** start of Exercise materials **

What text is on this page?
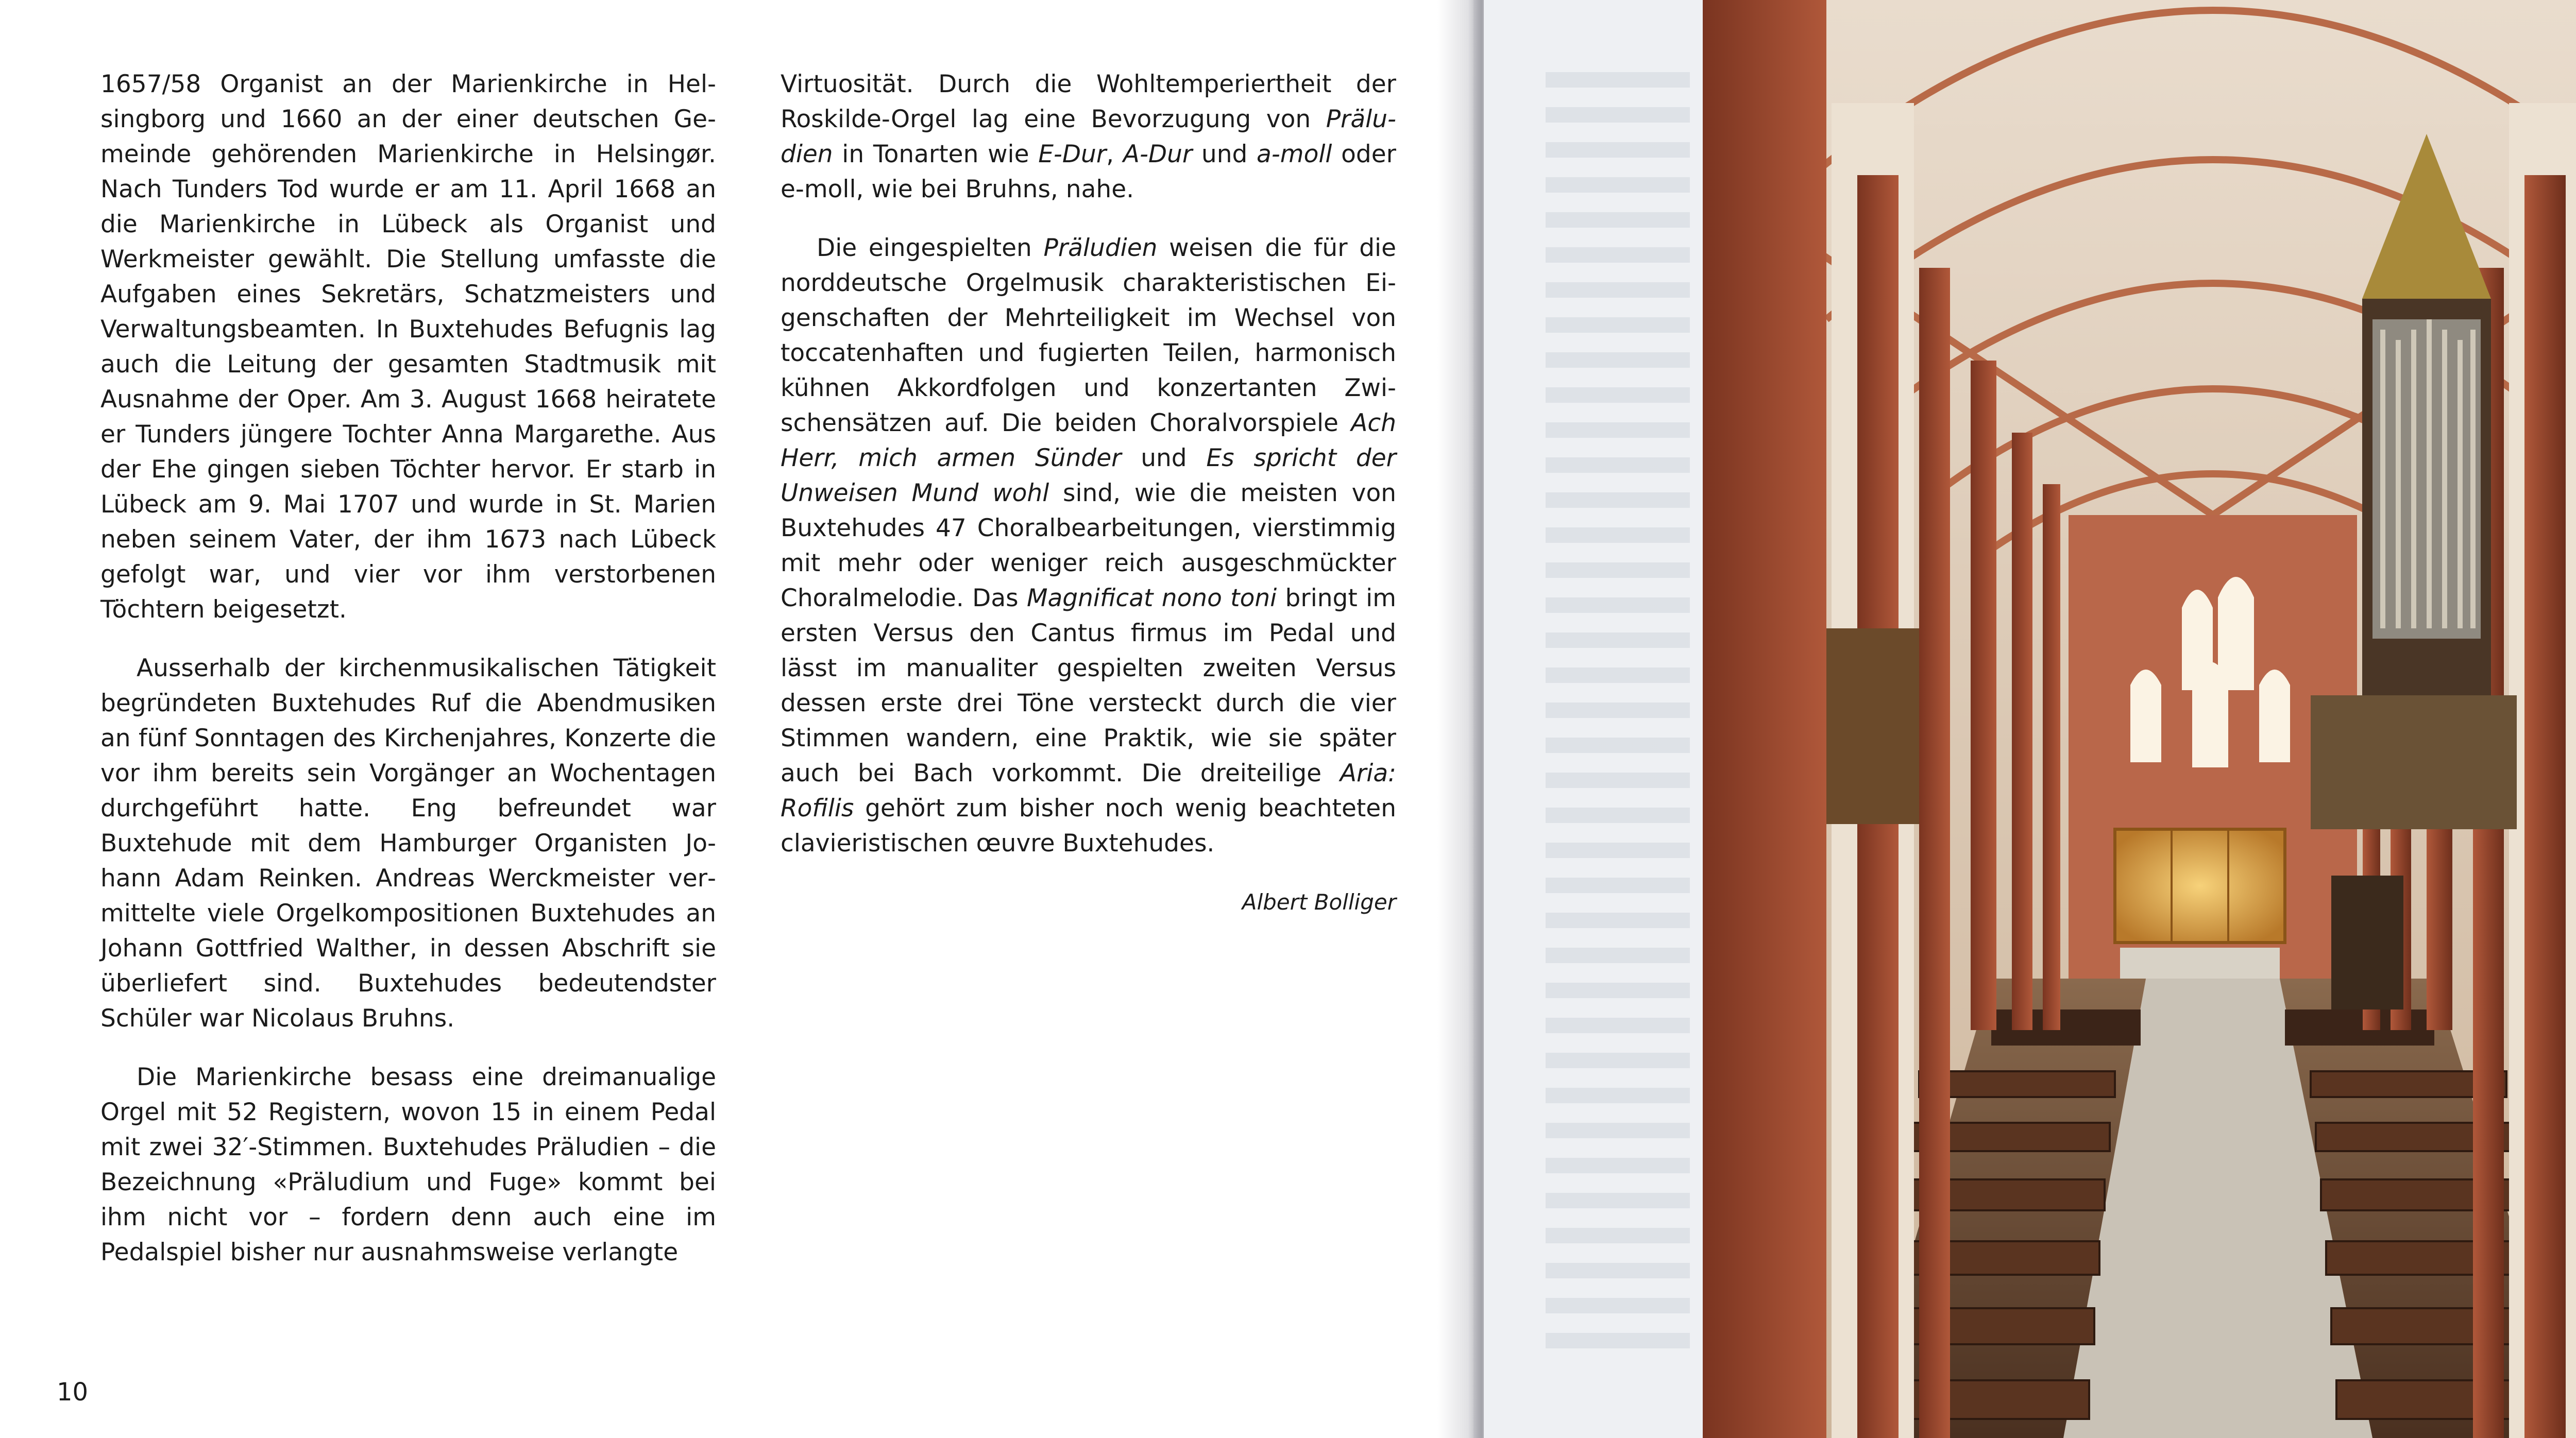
1657/58 Organist an der Marienkirche in Helsingborg und 1660 an der einer deutschen Gemeinde gehörenden Marienkirche in Helsingør. Nach Tunders Tod wurde er am 11. April 1668 an die Marienkirche in Lübeck als Organist und Werkmeister gewählt. Die Stellung umfasste die Aufgaben eines Sekretärs, Schatzmeisters und Verwaltungsbeamten. In Buxtehudes Befugnis lag auch die Leitung der gesamten Stadtmusik mit Ausnahme der Oper. Am 3. August 1668 heiratete er Tunders jüngere Tochter Anna Margarethe. Aus der Ehe gingen sieben Töchter hervor. Er starb in Lübeck am 9. Mai 1707 und wurde in St. Marien neben seinem Vater, der ihm 1673 nach Lübeck gefolgt war, und vier vor ihm verstorbenen Töchtern beigesetzt.

Ausserhalb der kirchenmusikalischen Tätigkeit begründeten Buxtehudes Ruf die Abendmusiken an fünf Sonntagen des Kirchenjahres, Konzerte die vor ihm bereits sein Vorgänger an Wochentagen durchgeführt hatte. Eng befreundet war Buxtehude mit dem Hamburger Organisten Johann Adam Reinken. Andreas Werckmeister vermittelte viele Orgelkompositionen Buxtehudes an Johann Gottfried Walther, in dessen Abschrift sie überliefert sind. Buxtehudes bedeutendster Schüler war Nicolaus Bruhns.

Die Marienkirche besass eine dreimanualige Orgel mit 52 Registern, wovon 15 in einem Pedal mit zwei 32′-Stimmen. Buxtehudes Präludien – die Bezeichnung «Präludium und Fuge» kommt bei ihm nicht vor – fordern denn auch eine im Pedalspiel bisher nur ausnahmsweise verlangte

Virtuosität. Durch die Wohltemperiertheit der Roskilde-Orgel lag eine Bevorzugung von Präludien in Tonarten wie E-Dur, A-Dur und a-moll oder e-moll, wie bei Bruhns, nahe.

Die eingespielten Präludien weisen die für die norddeutsche Orgelmusik charakteristischen Eigenschaften der Mehrteiligkeit im Wechsel von toccatenhaften und fugierten Teilen, harmonisch kühnen Akkordfolgen und konzertanten Zwischensätzen auf. Die beiden Choralvorspiele Ach Herr, mich armen Sünder und Es spricht der Unweisen Mund wohl sind, wie die meisten von Buxtehudes 47 Choralbearbeitungen, vierstimmig mit mehr oder weniger reich ausgeschmückter Choralmelodie. Das Magnificat nono toni bringt im ersten Versus den Cantus firmus im Pedal und lässt im manualiter gespielten zweiten Versus dessen erste drei Töne versteckt durch die vier Stimmen wandern, eine Praktik, wie sie später auch bei Bach vorkommt. Die dreiteilige Aria: Rofilis gehört zum bisher noch wenig beachteten clavieristischen œuvre Buxtehudes.

Albert Bolliger

10
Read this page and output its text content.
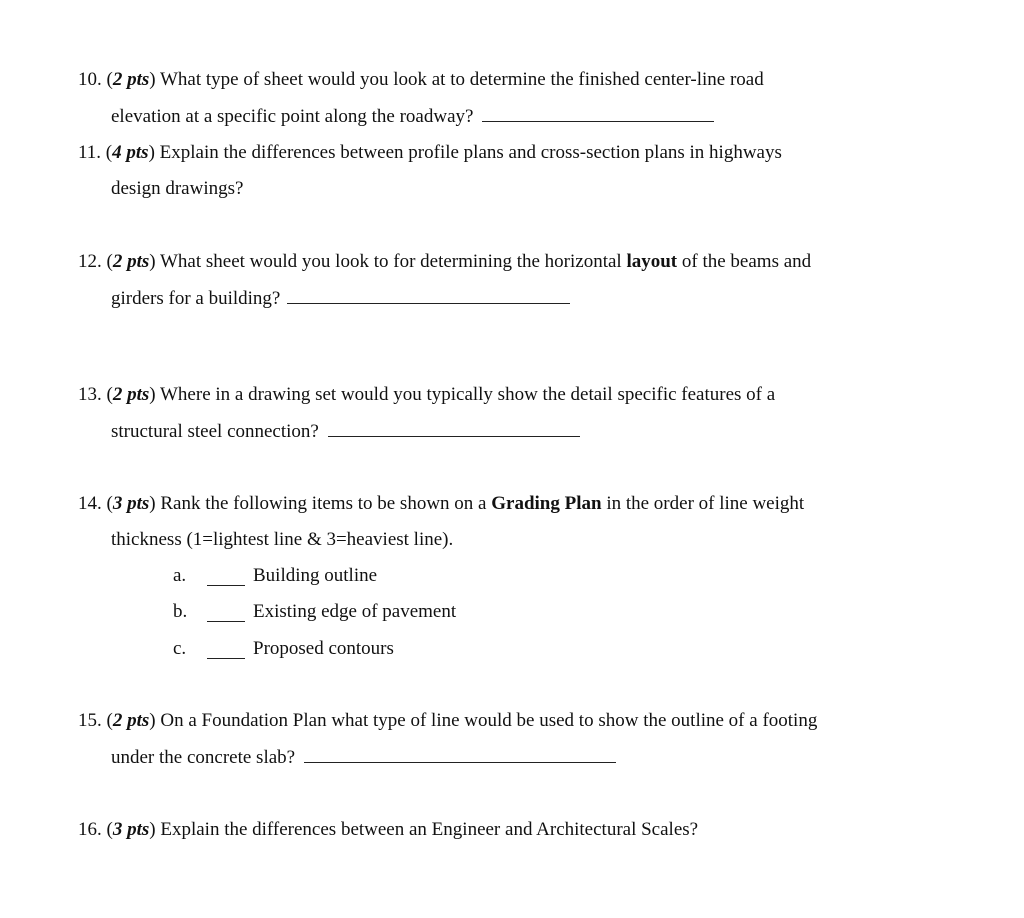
10. (2 pts) What type of sheet would you look at to determine the finished center-line road
elevation at a specific point along the roadway?
11. (4 pts) Explain the differences between profile plans and cross-section plans in highways
design drawings?
12. (2 pts) What sheet would you look to for determining the horizontal layout of the beams and
girders for a building?
13. (2 pts) Where in a drawing set would you typically show the detail specific features of a
structural steel connection?
14. (3 pts) Rank the following items to be shown on a Grading Plan in the order of line weight
thickness (1=lightest line & 3=heaviest line).
a.	Building outline
b.	Existing edge of pavement
c.	Proposed contours
15. (2 pts) On a Foundation Plan what type of line would be used to show the outline of a footing
under the concrete slab?
16. (3 pts) Explain the differences between an Engineer and Architectural Scales?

** end of Exercise materials **

Work out how many lines in the records above contain the word "sheet", and give only that number.

2